** Source text **
........

Depending on the size of the array, using new Set(arrayTwoId) and .has(el.id) is faster.
fixed with negation.
Looks like someone already posted the one with Set. Just leaving this as is.
Yeah, wasn't a complaint, this is perfectly good enough for short arrays.
0

Your way is correct. but you miss the not operation (!) before arrayTwo.some. So the correct way is this:

const arrayOne = [
  {id: 1, name: 'one'},
  {id: 2, name: 'two'},
  {id: 3, name: 'three'}
];
const arrayTwo = [
  {id: 2, name: 'two'},
  {id: 3, name: 'three'}
];

// Shared Items between arrayOne and arrayTwo (this what you done)

........

** Data entries **
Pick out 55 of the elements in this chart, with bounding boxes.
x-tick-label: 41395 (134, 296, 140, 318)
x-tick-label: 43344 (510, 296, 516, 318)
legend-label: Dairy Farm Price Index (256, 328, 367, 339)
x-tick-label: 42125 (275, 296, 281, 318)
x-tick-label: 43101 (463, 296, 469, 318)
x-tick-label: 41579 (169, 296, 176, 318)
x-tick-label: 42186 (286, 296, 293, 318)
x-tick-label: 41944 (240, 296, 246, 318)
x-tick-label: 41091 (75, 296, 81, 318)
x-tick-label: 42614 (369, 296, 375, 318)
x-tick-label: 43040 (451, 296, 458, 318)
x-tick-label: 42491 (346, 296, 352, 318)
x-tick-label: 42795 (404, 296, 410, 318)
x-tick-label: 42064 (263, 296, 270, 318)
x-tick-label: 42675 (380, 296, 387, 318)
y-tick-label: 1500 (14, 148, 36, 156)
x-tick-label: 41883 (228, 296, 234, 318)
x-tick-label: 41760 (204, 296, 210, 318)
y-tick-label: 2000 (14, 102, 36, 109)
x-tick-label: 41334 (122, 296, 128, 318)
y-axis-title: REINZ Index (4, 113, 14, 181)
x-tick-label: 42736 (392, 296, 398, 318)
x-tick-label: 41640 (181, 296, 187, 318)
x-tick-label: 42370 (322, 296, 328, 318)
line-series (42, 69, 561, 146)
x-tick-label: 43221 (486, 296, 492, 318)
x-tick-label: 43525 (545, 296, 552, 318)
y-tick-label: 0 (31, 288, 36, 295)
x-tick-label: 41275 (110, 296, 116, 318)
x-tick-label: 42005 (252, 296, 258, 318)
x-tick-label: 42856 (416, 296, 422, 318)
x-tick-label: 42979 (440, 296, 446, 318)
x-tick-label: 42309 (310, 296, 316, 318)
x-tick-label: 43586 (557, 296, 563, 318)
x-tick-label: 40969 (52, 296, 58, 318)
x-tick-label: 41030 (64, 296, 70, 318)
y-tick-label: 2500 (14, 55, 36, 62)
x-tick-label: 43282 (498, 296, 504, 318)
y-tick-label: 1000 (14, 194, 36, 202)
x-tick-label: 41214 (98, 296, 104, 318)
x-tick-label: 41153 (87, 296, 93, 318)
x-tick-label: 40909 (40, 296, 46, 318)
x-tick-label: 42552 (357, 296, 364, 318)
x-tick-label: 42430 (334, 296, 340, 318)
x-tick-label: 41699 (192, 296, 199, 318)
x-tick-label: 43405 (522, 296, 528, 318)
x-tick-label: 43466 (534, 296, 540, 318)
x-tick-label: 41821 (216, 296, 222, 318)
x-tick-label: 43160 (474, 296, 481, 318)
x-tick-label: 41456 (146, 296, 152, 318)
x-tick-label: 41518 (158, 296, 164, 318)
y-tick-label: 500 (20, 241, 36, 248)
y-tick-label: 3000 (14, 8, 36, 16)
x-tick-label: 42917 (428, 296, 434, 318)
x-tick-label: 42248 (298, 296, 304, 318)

........

Answer these questions from the thread on comparing arrays, one answer per line, numbered to match:
1. Which approach does the thread say can be faster, depending on the size of the array?
2. What operation does the thread say is missing before arrayTwo.some?
3. How many objects does arrayOne contain?

** Result **
1. Using new Set(arrayTwoId) and .has(el.id)
2. The not operation (!)
3. Three